=== THE TASK ===
Pull every line holding the string "name" from the records below.

=== ROWS ===
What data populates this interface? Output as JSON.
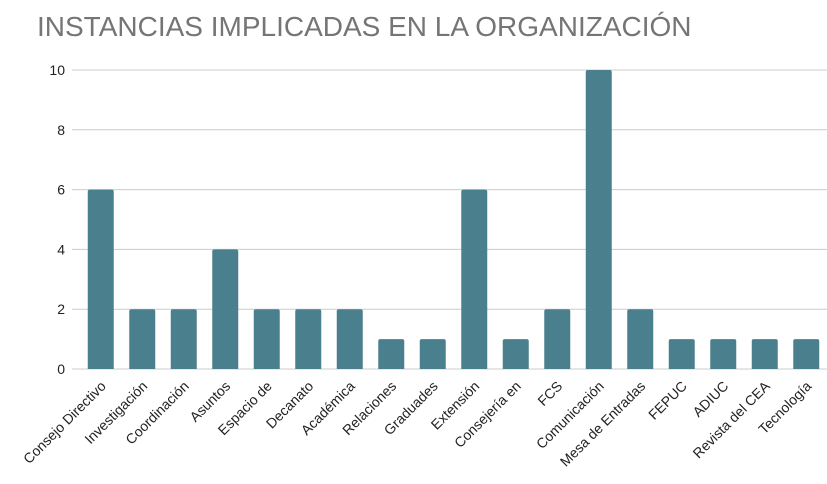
{
  "chart_data": {
    "type": "bar",
    "title": "INSTANCIAS IMPLICADAS EN LA ORGANIZACIÓN",
    "categories": [
      "Consejo Directivo",
      "Investigación",
      "Coordinación",
      "Asuntos",
      "Espacio de",
      "Decanato",
      "Académica",
      "Relaciones",
      "Graduades",
      "Extensión",
      "Consejería en",
      "FCS",
      "Comunicación",
      "Mesa de Entradas",
      "FEPUC",
      "ADIUC",
      "Revista del CEA",
      "Tecnología"
    ],
    "values": [
      6,
      2,
      2,
      4,
      2,
      2,
      2,
      1,
      1,
      6,
      1,
      2,
      10,
      2,
      1,
      1,
      1,
      1
    ],
    "color": "#4a808d",
    "ylim": [
      0,
      10
    ],
    "yticks": [
      0,
      2,
      4,
      6,
      8,
      10
    ],
    "grid": true
  }
}
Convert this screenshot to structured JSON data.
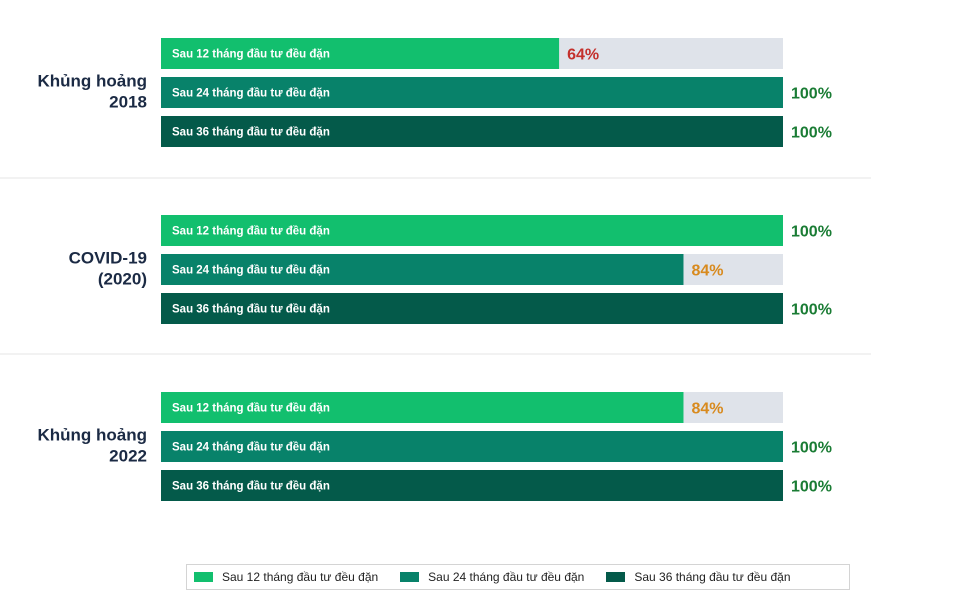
{
  "chart_data": {
    "type": "bar",
    "orientation": "horizontal",
    "unit": "%",
    "xlim": [
      0,
      100
    ],
    "grid": false,
    "legend_position": "bottom",
    "groups": [
      {
        "label_lines": [
          "Khủng hoảng",
          "2018"
        ],
        "bars": [
          {
            "series": 0,
            "label": "Sau 12 tháng đầu tư đều đặn",
            "value": 64,
            "value_label": "64%"
          },
          {
            "series": 1,
            "label": "Sau 24 tháng đầu tư đều đặn",
            "value": 100,
            "value_label": "100%"
          },
          {
            "series": 2,
            "label": "Sau 36 tháng đầu tư đều đặn",
            "value": 100,
            "value_label": "100%"
          }
        ]
      },
      {
        "label_lines": [
          "COVID-19",
          "(2020)"
        ],
        "bars": [
          {
            "series": 0,
            "label": "Sau 12 tháng đầu tư đều đặn",
            "value": 100,
            "value_label": "100%"
          },
          {
            "series": 1,
            "label": "Sau 24 tháng đầu tư đều đặn",
            "value": 84,
            "value_label": "84%"
          },
          {
            "series": 2,
            "label": "Sau 36 tháng đầu tư đều đặn",
            "value": 100,
            "value_label": "100%"
          }
        ]
      },
      {
        "label_lines": [
          "Khủng hoảng",
          "2022"
        ],
        "bars": [
          {
            "series": 0,
            "label": "Sau 12 tháng đầu tư đều đặn",
            "value": 84,
            "value_label": "84%"
          },
          {
            "series": 1,
            "label": "Sau 24 tháng đầu tư đều đặn",
            "value": 100,
            "value_label": "100%"
          },
          {
            "series": 2,
            "label": "Sau 36 tháng đầu tư đều đặn",
            "value": 100,
            "value_label": "100%"
          }
        ]
      }
    ],
    "series": [
      {
        "name": "Sau 12 tháng đầu tư đều đặn",
        "color": "#12bf6e"
      },
      {
        "name": "Sau 24 tháng đầu tư đều đặn",
        "color": "#08826a"
      },
      {
        "name": "Sau 36 tháng đầu tư đều đặn",
        "color": "#045a4a"
      }
    ],
    "colors": {
      "track": "#dfe3ea",
      "group_label": "#1b2a44",
      "bar_text": "#ffffff",
      "value_full": "#1a7c34",
      "value_64": "#c4302c",
      "value_84": "#d88a1e",
      "separator": "#e6e6e6"
    }
  }
}
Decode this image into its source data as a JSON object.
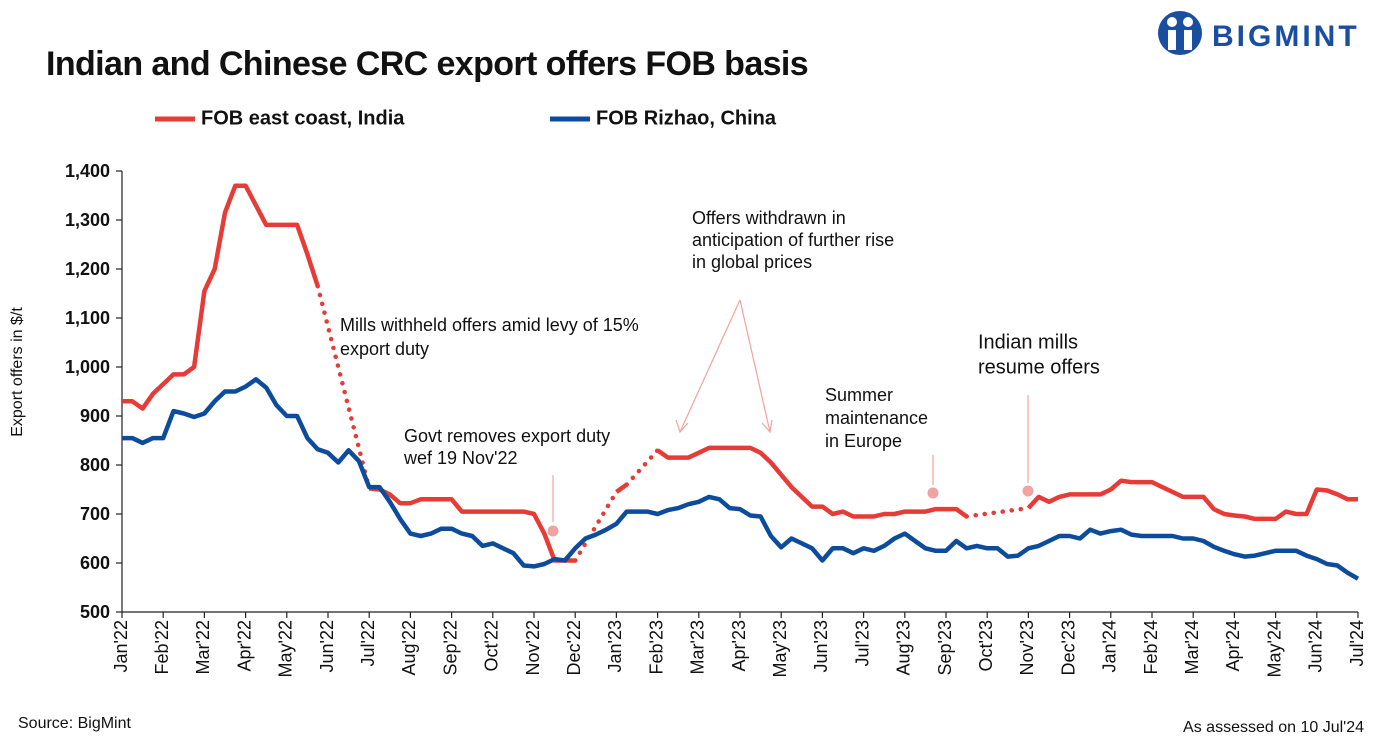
{
  "chart_data": {
    "type": "line",
    "title": "Indian and Chinese CRC export offers FOB basis",
    "logo": "BIGMINT",
    "y_label": "Export offers in $/t",
    "source": "Source: BigMint",
    "assessed": "As assessed on 10 Jul'24",
    "categories": [
      "Jan'22",
      null,
      null,
      null,
      "Feb'22",
      null,
      null,
      null,
      "Mar'22",
      null,
      null,
      null,
      "Apr'22",
      null,
      null,
      null,
      "May'22",
      null,
      null,
      null,
      "Jun'22",
      null,
      null,
      null,
      "Jul'22",
      null,
      null,
      null,
      "Aug'22",
      null,
      null,
      null,
      "Sep'22",
      null,
      null,
      null,
      "Oct'22",
      null,
      null,
      null,
      "Nov'22",
      null,
      null,
      null,
      "Dec'22",
      null,
      null,
      null,
      "Jan'23",
      null,
      null,
      null,
      "Feb'23",
      null,
      null,
      null,
      "Mar'23",
      null,
      null,
      null,
      "Apr'23",
      null,
      null,
      null,
      "May'23",
      null,
      null,
      null,
      "Jun'23",
      null,
      null,
      null,
      "Jul'23",
      null,
      null,
      null,
      "Aug'23",
      null,
      null,
      null,
      "Sep'23",
      null,
      null,
      null,
      "Oct'23",
      null,
      null,
      null,
      "Nov'23",
      null,
      null,
      null,
      "Dec'23",
      null,
      null,
      null,
      "Jan'24",
      null,
      null,
      null,
      "Feb'24",
      null,
      null,
      null,
      "Mar'24",
      null,
      null,
      null,
      "Apr'24",
      null,
      null,
      null,
      "May'24",
      null,
      null,
      null,
      "Jun'24",
      null,
      null,
      null,
      "Jul'24"
    ],
    "series": [
      {
        "name": "FOB east coast, India",
        "color": "#e63b36",
        "gap_line": "dotted",
        "values": [
          930,
          930,
          915,
          945,
          965,
          985,
          985,
          1000,
          1155,
          1200,
          1315,
          1370,
          1370,
          1330,
          1290,
          1290,
          1290,
          1290,
          1230,
          1165,
          null,
          null,
          null,
          null,
          752,
          750,
          740,
          722,
          722,
          730,
          730,
          730,
          730,
          705,
          705,
          705,
          705,
          705,
          705,
          705,
          700,
          660,
          605,
          605,
          605,
          null,
          null,
          null,
          745,
          760,
          null,
          null,
          830,
          815,
          815,
          815,
          825,
          835,
          835,
          835,
          835,
          835,
          825,
          805,
          780,
          755,
          735,
          715,
          715,
          700,
          705,
          695,
          695,
          695,
          700,
          700,
          705,
          705,
          705,
          710,
          710,
          710,
          695,
          null,
          null,
          null,
          null,
          null,
          712,
          735,
          725,
          735,
          740,
          740,
          740,
          740,
          750,
          768,
          765,
          765,
          765,
          755,
          745,
          735,
          735,
          735,
          710,
          700,
          697,
          695,
          690,
          690,
          690,
          705,
          700,
          700,
          750,
          748,
          740,
          730,
          730
        ]
      },
      {
        "name": "FOB Rizhao, China",
        "color": "#0d4c9c",
        "values": [
          855,
          855,
          845,
          855,
          855,
          910,
          905,
          898,
          905,
          930,
          950,
          950,
          960,
          975,
          958,
          922,
          900,
          900,
          855,
          832,
          825,
          805,
          830,
          808,
          755,
          755,
          725,
          690,
          660,
          655,
          660,
          670,
          670,
          660,
          655,
          635,
          640,
          630,
          620,
          595,
          593,
          598,
          608,
          605,
          630,
          650,
          658,
          668,
          680,
          705,
          705,
          705,
          700,
          708,
          712,
          720,
          725,
          735,
          730,
          712,
          710,
          697,
          695,
          655,
          632,
          650,
          640,
          630,
          605,
          630,
          630,
          620,
          630,
          625,
          635,
          650,
          660,
          645,
          630,
          625,
          625,
          645,
          630,
          635,
          630,
          630,
          613,
          615,
          630,
          635,
          645,
          655,
          655,
          650,
          668,
          660,
          665,
          668,
          658,
          655,
          655,
          655,
          655,
          650,
          650,
          645,
          633,
          625,
          618,
          613,
          615,
          620,
          625,
          625,
          625,
          615,
          608,
          598,
          595,
          580,
          568
        ]
      }
    ],
    "ylim": [
      500,
      1400
    ],
    "yticks": [
      500,
      600,
      700,
      800,
      900,
      {
        "value": 1000,
        "label": "1,000"
      },
      {
        "value": 1100,
        "label": "1,100"
      },
      {
        "value": 1200,
        "label": "1,200"
      },
      {
        "value": 1300,
        "label": "1,300"
      },
      {
        "value": 1400,
        "label": "1,400"
      }
    ],
    "grid": false,
    "annotations": [
      [
        "Mills withheld offers amid levy of 15%",
        "export duty"
      ],
      [
        "Govt removes export duty",
        "wef 19 Nov'22"
      ],
      [
        "Offers withdrawn in",
        "anticipation of further rise",
        "in global prices"
      ],
      [
        "Summer",
        "maintenance",
        "in Europe"
      ],
      [
        "Indian mills",
        "resume offers"
      ]
    ]
  }
}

=== FINAL ANSWER ===
        "name": "Sau 12 tháng đầu tư đều đặn",
        "name": "Sau 24 tháng đầu tư đều đặn",
        "name": "Sau 36 tháng đầu tư đều đặn",
        "name": "FOB east coast, India",
        "name": "FOB Rizhao, China",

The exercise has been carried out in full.